- _Text section_
========================================================================
The recommendation was passed over two opposing votes and a half-dozen abstentions, primarily over installation costs.
RR340 is a response to a previous change request that would have required PMUs at new generator interconnections but was rejected by FERC in August. The RTWG said the commission found the language regarding the PMUs’ installation funding unclear. The commission directed SPP to clarify how TOs will treat PMU installation costs to avoid including them in transmission rates. (See “Commission Rejects PMU Proposal over Cost Concerns,” 3rd Time’s a Charm for SPP Resource Adequacy Proposal.)
“This RR is trying to get in front so that we can capture more PMU data as it is brought on,” said Cody Parker, SPP’s supervisor of operations support.
Parker said the RTO has completed the first phase of its PMU project, creating an informational-only system not used in real-time operations. Subsequent phases will be dependent on increased PMU coverage, he said.
SPP defines PMUs as monitors that provide precise grid measurements for synchrophasors. PMU measurements are taken at high speed, typically at 30 observations/second. Each measurement is time-stamped according to a common time reference, allowing measurements from different locations and utilities to be synchronized and combined to provide a precise and comprehensive view of the entire interconnection.
DER White Paper Gains Endorsement
The MOPC endorsed a Supply Adequacy Working Group policy paper that further defines the requirements for demand response programs and behind-the-meter generation and addresses whether to treat them as a load modifier or capacity.
The Distributed Energy Resources Policy is intended to ensure that all net peak demand is carrying the appropriate capacity, as required by SPP’s resource adequacy requirements. SPP’s Tariff allows a load-responsible entity to reduce its forecasted peak demand through DR programs and controllable and dispatchable BTM generation.
========================================================================
- _Provided data_
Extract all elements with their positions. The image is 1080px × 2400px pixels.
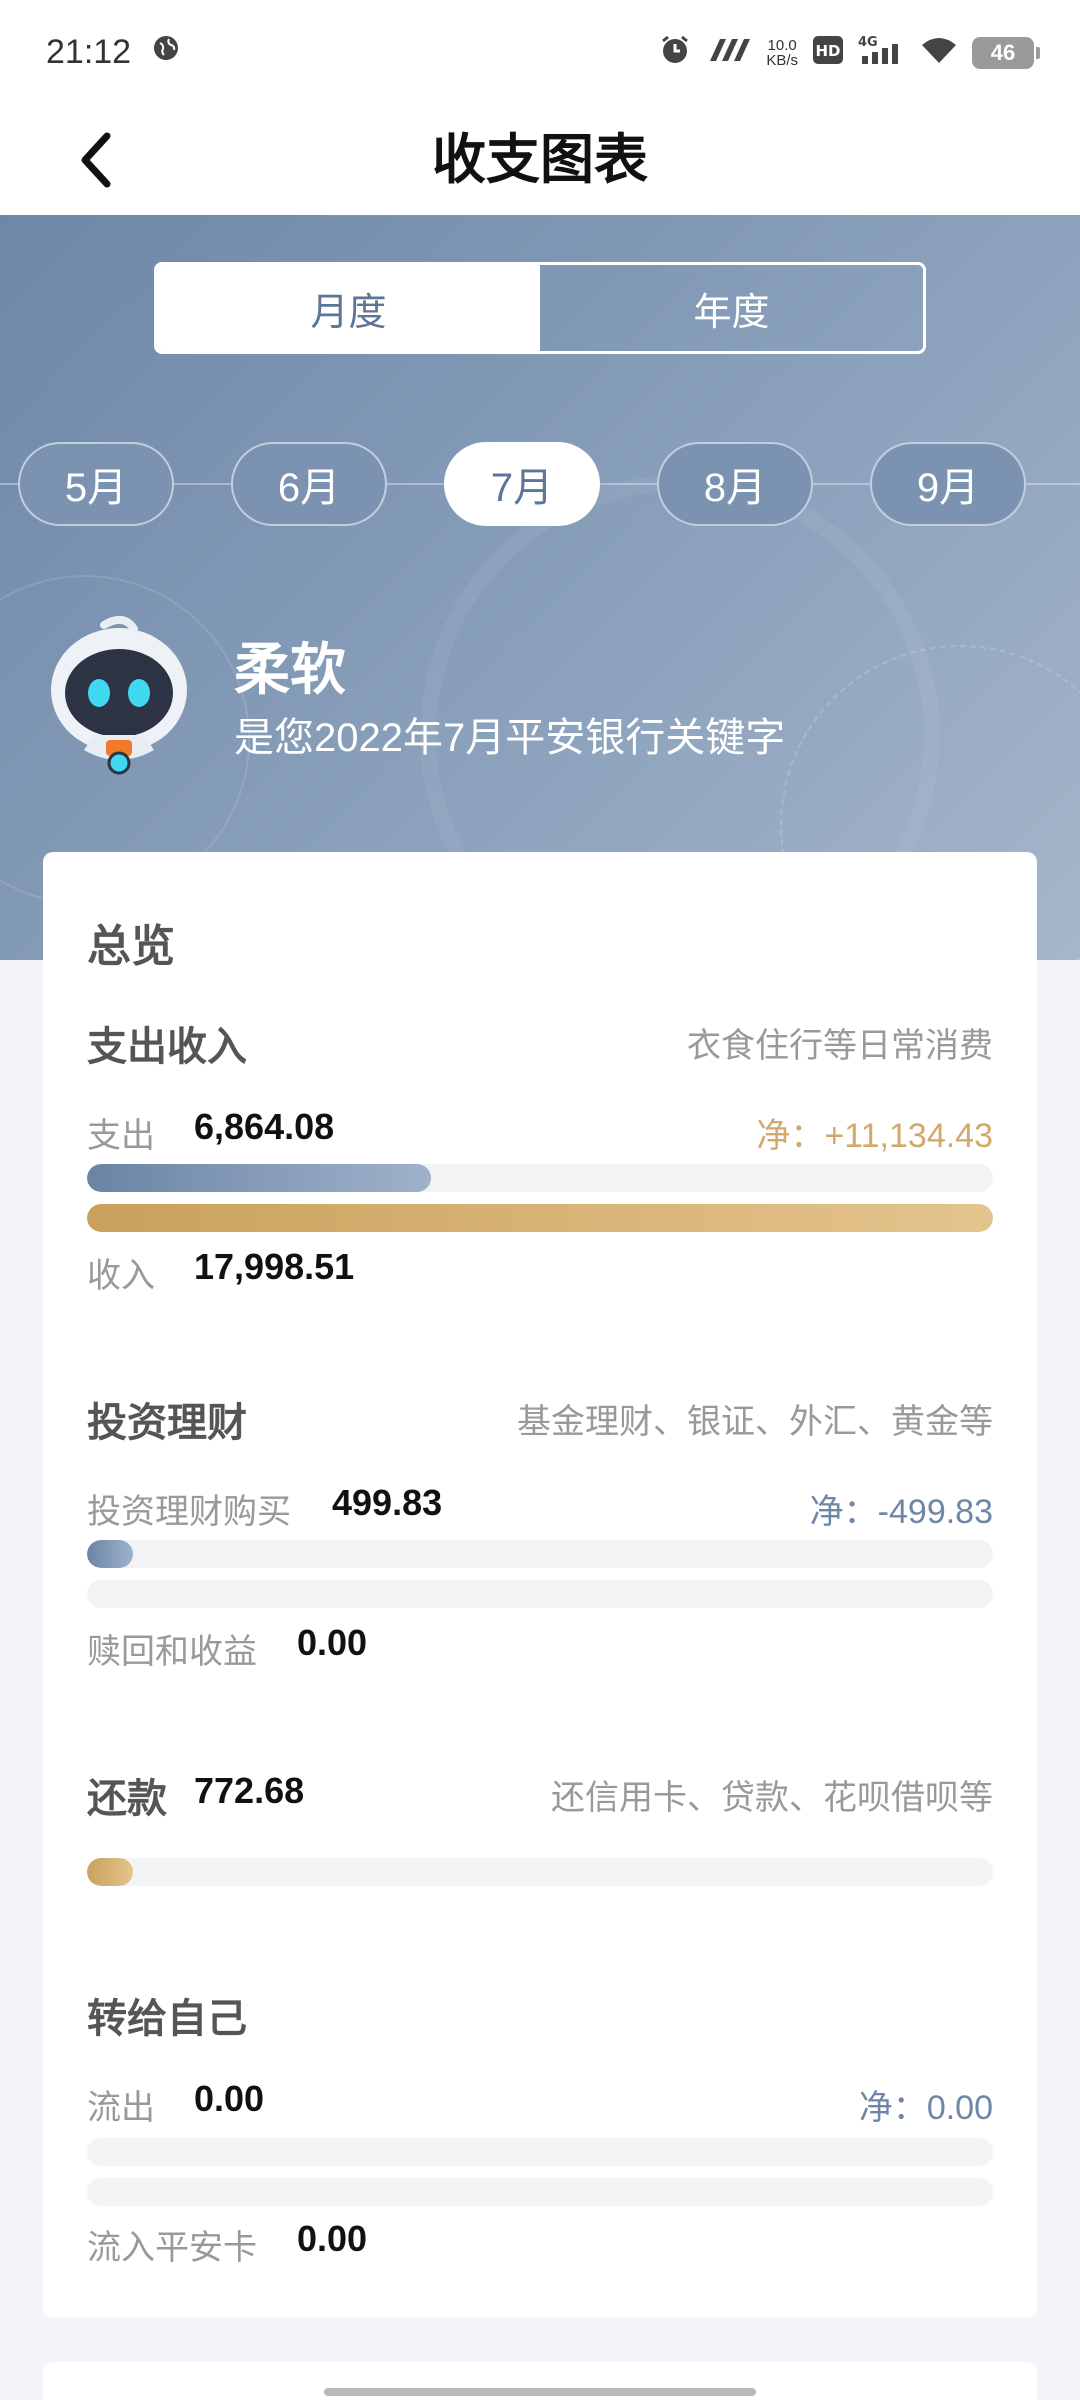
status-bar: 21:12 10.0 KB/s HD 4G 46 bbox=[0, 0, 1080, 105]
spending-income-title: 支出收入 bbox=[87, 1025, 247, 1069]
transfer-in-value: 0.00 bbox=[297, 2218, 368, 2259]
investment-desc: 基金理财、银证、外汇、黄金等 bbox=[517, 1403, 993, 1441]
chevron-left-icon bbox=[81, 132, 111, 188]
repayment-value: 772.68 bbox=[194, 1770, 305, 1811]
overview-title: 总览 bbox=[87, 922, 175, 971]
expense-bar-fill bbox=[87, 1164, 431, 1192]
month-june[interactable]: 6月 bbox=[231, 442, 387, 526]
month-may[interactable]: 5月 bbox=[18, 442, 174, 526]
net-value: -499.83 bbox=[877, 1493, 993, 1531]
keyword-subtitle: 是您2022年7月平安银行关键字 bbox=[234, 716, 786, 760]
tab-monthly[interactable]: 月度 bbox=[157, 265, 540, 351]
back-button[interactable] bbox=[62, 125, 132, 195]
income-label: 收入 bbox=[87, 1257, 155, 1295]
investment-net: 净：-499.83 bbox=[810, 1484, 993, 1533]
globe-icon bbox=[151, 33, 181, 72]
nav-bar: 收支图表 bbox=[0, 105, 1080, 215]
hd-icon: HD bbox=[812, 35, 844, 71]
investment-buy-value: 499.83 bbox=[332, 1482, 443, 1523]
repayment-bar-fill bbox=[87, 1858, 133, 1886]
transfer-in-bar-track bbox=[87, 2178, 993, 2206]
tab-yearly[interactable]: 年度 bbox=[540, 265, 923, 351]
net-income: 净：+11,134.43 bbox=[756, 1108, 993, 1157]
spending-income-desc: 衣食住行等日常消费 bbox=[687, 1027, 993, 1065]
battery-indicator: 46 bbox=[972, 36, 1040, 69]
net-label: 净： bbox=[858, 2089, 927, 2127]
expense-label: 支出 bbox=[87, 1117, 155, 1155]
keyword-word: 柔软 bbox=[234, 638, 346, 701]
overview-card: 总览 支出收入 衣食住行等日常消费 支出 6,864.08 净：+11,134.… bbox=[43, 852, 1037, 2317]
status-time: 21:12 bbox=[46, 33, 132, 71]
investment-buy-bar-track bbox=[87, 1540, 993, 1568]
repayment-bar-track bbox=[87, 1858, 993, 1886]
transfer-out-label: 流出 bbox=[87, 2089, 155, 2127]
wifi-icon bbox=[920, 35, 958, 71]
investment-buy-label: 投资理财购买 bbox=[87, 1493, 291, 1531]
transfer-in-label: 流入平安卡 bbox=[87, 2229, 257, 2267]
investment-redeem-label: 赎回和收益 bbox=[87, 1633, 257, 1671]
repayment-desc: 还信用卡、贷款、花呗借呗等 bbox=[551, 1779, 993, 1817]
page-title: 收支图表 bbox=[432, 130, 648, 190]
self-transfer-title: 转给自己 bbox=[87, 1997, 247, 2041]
========================================================================
- _Tasks to complete_
(a) Name every specific organization or group that the SPP excerpt identifies by name or acronym.
(b) Reproduce the part of the SPP excerpt starting at "RR340 is a response" and ending at "Resource Adequacy Proposal.)".
The listing plays no part in this work.

- _The results_
(a) SPP, FERC, RTWG, MOPC, Supply Adequacy Working Group

(b)
RR340 is a response to a previous change request that would have required PMUs at new generator interconnections but was rejected by FERC in August. The RTWG said the commission found the language regarding the PMUs’ installation funding unclear. The commission directed SPP to clarify how TOs will treat PMU installation costs to avoid including them in transmission rates. (See “Commission Rejects PMU Proposal over Cost Concerns,” 3rd Time’s a Charm for SPP Resource Adequacy Proposal.)